[Saved entries]
**********

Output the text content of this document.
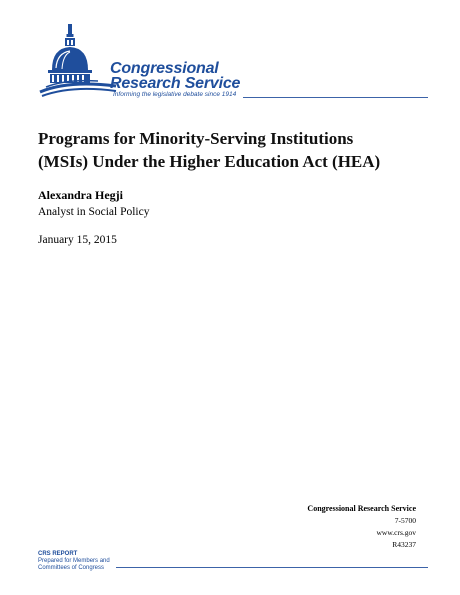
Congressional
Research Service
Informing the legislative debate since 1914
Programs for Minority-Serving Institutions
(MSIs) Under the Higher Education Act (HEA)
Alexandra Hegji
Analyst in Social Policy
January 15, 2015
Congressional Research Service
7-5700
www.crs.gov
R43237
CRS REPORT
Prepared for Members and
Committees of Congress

**********

→ PROBLEM DESCRIPTION
Take each line of the material that contains the word "Congressional" and list it.

→ ANSWER TO THE PROBLEM
Congressional
Congressional Research Service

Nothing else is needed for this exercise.